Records
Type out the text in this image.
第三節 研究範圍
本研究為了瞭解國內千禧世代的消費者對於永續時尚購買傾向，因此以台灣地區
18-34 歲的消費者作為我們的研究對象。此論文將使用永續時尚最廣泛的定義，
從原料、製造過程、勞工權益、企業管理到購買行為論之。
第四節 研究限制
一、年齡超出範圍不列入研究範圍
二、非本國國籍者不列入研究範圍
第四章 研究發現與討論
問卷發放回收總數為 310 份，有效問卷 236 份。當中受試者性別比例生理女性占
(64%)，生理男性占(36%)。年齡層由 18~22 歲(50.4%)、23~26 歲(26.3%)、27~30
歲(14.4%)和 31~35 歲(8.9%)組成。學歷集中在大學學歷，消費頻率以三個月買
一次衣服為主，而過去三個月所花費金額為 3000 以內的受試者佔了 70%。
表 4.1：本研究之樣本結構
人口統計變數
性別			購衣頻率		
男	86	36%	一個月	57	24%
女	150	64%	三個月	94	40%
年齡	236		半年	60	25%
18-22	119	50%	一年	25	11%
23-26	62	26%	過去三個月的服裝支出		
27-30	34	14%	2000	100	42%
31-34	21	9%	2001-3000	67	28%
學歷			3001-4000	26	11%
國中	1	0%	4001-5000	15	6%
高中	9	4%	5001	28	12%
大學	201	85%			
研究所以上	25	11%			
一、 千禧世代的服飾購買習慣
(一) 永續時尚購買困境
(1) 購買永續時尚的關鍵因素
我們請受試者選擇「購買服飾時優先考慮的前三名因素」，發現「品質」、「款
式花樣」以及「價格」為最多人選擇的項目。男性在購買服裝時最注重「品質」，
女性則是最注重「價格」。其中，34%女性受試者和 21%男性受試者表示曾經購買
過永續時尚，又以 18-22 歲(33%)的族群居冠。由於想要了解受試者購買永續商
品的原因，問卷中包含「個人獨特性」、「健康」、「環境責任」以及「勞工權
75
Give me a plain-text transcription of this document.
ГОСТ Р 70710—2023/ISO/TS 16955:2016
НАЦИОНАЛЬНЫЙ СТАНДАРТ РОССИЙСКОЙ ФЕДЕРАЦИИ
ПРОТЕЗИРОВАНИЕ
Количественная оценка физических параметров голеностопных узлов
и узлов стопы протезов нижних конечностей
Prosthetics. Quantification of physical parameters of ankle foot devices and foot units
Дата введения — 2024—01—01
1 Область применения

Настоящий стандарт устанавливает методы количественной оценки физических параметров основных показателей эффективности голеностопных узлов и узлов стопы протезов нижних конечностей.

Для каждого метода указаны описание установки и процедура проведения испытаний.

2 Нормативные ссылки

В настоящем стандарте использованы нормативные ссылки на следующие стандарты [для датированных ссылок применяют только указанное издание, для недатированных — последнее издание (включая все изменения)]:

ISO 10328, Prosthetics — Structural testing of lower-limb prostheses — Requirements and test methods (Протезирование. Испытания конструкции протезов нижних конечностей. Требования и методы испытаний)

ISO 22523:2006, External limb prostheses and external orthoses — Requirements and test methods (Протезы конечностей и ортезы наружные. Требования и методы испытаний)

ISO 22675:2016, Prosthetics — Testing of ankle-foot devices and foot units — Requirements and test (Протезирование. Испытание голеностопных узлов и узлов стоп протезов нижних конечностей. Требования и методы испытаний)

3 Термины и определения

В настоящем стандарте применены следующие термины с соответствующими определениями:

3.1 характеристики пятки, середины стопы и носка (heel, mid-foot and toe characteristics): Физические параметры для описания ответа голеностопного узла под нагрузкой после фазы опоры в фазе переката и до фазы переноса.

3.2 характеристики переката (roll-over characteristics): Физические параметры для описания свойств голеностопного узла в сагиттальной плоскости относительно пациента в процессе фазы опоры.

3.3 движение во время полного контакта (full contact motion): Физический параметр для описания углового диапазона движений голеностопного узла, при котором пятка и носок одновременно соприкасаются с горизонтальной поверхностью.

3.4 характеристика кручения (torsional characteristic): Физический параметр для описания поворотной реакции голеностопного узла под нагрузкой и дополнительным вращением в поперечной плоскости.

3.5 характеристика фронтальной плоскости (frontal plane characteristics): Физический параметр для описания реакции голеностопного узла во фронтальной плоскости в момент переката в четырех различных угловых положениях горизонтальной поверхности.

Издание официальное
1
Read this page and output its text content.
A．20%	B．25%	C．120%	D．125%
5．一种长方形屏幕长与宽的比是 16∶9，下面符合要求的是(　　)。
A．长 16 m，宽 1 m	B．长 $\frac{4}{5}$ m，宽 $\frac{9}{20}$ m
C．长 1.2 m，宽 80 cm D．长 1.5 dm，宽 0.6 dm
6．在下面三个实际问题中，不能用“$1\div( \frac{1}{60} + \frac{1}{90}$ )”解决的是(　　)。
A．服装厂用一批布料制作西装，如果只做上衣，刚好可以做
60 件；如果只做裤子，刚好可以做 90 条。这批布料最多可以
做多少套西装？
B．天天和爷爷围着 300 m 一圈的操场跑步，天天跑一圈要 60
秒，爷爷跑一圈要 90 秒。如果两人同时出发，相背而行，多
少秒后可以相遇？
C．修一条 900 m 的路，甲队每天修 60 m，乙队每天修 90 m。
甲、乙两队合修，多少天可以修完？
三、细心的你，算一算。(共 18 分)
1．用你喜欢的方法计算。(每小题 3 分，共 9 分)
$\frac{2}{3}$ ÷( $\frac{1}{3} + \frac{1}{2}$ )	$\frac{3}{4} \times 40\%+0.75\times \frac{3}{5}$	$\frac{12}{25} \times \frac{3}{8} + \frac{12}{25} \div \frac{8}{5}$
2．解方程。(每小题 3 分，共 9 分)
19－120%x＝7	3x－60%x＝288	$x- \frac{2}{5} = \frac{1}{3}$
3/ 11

## The task:
Scan the material above. Extract every line in which the word "ankle" occurs.

## Result of this task:
Prosthetics. Quantification of physical parameters of ankle foot devices and foot units
ISO 22675:2016, Prosthetics — Testing of ankle-foot devices and foot units — Requirements and test (Протезирование. Испытание голеностопных узлов и узлов стоп протезов нижних конечностей. Требования и методы испытаний)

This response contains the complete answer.